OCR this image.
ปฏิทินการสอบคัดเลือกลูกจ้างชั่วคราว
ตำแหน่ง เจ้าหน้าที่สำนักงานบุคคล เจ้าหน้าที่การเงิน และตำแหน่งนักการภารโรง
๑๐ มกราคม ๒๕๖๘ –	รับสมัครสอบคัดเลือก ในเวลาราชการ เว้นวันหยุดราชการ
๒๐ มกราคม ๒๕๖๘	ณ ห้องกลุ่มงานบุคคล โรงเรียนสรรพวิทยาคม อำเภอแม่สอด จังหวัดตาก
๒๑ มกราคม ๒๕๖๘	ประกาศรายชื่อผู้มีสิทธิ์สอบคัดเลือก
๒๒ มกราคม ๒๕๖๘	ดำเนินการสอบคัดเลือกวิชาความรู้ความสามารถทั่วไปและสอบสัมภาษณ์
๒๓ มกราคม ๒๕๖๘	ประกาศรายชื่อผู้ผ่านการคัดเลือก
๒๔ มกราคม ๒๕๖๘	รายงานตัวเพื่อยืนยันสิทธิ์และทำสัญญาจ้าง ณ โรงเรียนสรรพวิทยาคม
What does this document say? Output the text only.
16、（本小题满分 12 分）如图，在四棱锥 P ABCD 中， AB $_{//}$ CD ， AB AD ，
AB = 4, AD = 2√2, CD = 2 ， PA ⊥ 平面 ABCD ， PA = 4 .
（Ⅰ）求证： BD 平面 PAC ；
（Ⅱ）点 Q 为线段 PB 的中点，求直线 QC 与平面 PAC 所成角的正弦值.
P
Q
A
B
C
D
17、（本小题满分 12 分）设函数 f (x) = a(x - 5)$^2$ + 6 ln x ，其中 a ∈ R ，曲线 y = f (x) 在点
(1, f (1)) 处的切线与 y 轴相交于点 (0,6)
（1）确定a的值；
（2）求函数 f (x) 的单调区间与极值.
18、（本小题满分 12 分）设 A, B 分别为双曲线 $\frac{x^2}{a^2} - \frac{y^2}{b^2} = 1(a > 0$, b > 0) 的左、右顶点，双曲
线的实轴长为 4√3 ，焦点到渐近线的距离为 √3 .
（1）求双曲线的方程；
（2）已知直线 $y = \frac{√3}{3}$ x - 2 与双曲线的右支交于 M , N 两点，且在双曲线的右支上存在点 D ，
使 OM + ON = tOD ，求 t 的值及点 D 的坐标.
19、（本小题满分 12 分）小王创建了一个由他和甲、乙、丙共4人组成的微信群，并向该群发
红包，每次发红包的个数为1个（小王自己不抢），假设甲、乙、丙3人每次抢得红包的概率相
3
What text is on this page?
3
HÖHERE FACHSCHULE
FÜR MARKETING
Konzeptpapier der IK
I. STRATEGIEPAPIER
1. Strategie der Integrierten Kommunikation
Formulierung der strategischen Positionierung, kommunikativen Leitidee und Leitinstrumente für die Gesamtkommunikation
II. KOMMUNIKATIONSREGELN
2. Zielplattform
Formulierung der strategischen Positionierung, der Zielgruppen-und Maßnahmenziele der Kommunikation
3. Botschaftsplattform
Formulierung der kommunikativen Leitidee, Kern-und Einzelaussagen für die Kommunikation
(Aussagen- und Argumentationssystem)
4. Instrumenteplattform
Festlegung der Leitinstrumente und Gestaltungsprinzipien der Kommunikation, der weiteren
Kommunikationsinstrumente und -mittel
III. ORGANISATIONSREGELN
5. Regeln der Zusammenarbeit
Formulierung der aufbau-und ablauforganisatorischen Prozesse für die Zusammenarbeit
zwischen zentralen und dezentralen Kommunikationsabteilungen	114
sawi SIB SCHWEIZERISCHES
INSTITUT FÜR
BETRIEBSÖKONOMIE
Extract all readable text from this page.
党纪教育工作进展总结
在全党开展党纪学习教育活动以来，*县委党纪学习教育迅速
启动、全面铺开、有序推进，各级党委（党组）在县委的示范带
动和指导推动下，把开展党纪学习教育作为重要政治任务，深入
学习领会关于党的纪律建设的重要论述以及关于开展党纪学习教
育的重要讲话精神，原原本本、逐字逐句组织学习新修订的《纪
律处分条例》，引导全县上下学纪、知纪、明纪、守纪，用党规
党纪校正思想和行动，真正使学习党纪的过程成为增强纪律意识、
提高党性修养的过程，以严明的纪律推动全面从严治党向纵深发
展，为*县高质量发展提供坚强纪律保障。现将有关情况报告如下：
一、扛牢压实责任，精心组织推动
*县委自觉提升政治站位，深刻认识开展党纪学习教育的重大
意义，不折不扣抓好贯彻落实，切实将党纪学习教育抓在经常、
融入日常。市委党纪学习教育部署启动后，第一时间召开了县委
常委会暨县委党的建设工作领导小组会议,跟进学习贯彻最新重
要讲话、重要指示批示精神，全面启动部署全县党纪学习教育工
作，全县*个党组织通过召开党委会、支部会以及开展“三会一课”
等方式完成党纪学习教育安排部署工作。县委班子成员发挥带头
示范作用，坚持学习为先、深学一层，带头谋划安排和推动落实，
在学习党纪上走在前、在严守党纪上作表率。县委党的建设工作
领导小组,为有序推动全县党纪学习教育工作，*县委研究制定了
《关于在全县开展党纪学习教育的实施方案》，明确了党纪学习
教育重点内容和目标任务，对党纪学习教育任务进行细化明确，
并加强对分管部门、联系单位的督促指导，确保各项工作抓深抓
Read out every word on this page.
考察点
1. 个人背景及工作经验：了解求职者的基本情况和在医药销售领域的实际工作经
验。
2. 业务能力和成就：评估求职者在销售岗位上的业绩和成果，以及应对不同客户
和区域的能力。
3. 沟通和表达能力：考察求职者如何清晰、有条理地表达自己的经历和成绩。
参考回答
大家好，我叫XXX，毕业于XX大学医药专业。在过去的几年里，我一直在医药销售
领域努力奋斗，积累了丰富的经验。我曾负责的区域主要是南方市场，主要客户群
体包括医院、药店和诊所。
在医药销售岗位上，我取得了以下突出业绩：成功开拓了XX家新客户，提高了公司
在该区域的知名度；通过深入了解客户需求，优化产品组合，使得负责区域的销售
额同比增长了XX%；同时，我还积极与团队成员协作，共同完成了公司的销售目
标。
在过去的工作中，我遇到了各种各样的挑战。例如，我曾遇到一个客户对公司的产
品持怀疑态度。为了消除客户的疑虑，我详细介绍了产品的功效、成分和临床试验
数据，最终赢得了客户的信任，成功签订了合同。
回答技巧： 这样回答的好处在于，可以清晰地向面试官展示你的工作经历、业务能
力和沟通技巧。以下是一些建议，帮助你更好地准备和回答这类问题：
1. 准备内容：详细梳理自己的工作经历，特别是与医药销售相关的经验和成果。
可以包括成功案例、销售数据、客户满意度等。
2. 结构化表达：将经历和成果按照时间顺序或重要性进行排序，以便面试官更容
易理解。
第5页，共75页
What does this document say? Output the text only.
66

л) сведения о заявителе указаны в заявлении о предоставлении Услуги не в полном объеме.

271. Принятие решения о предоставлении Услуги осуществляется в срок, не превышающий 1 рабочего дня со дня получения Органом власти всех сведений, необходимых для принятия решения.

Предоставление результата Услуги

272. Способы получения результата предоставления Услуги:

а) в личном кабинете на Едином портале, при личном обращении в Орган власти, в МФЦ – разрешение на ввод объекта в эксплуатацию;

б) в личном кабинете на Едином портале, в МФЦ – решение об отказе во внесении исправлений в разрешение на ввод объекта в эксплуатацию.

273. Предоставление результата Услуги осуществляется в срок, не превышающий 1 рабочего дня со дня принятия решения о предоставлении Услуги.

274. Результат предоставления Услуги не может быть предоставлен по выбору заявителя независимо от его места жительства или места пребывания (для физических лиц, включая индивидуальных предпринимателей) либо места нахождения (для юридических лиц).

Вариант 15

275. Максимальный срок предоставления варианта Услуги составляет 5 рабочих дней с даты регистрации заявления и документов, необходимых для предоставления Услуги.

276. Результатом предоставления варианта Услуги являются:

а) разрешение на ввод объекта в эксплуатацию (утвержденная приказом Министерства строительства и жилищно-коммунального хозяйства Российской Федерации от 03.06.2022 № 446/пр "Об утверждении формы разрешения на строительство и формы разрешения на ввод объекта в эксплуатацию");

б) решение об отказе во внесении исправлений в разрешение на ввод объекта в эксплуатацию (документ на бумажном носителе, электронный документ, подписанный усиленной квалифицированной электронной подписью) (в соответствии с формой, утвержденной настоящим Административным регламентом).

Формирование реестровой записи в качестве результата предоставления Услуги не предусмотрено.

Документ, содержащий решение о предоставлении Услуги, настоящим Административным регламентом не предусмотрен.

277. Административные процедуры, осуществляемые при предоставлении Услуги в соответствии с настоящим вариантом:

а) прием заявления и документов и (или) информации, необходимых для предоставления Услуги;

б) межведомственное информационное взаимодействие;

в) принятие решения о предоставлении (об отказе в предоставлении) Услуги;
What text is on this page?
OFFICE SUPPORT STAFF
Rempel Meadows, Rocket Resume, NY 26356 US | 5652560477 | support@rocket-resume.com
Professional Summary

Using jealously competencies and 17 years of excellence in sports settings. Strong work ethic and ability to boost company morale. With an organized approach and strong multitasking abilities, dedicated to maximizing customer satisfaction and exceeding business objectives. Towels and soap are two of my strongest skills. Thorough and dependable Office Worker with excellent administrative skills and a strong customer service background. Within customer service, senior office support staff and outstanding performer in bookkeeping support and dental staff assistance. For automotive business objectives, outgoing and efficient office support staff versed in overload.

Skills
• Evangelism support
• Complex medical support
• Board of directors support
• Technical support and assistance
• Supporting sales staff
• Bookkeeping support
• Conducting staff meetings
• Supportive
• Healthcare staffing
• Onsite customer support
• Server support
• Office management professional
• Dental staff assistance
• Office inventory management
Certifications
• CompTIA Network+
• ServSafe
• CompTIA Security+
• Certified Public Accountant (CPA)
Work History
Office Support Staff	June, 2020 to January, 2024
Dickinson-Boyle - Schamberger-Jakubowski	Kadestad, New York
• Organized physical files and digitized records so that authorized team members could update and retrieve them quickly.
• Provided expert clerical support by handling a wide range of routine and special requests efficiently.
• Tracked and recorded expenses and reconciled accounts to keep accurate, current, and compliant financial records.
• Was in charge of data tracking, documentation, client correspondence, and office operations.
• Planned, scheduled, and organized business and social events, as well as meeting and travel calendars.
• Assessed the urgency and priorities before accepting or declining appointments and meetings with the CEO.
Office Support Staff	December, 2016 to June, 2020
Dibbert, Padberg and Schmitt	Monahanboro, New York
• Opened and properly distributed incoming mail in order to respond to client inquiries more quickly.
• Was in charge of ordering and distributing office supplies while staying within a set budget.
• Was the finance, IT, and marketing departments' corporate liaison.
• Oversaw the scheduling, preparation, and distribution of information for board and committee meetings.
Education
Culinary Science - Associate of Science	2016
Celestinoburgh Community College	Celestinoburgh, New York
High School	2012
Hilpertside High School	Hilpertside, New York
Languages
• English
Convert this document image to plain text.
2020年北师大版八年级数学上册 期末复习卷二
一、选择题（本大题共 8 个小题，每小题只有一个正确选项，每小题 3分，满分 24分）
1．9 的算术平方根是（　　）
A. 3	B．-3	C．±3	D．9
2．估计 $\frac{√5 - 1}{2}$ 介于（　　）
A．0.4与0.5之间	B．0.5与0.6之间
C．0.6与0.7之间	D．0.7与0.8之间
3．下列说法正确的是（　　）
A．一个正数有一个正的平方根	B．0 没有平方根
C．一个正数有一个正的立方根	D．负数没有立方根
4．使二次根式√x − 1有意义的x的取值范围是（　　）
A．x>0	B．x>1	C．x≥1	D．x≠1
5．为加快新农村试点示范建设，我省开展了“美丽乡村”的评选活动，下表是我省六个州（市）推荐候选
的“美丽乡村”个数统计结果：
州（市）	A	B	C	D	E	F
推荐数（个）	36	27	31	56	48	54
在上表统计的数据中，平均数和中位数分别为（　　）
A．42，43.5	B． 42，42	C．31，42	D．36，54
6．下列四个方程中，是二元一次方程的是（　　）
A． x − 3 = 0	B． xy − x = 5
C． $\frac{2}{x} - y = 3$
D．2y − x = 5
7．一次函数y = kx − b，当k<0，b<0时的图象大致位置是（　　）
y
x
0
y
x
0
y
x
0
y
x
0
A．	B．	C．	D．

__________________________________________________

- _Your objective_
Identify all lines where the word "предоставлении" shows up. Copy them.

- _Exercise answer_
л) сведения о заявителе указаны в заявлении о предоставлении Услуги не в полном объеме.
271. Принятие решения о предоставлении Услуги осуществляется в срок, не превышающий 1 рабочего дня со дня получения Органом власти всех сведений, необходимых для принятия решения.
273. Предоставление результата Услуги осуществляется в срок, не превышающий 1 рабочего дня со дня принятия решения о предоставлении Услуги.
Документ, содержащий решение о предоставлении Услуги, настоящим Административным регламентом не предусмотрен.
277. Административные процедуры, осуществляемые при предоставлении Услуги в соответствии с настоящим вариантом:
в) принятие решения о предоставлении (об отказе в предоставлении) Услуги;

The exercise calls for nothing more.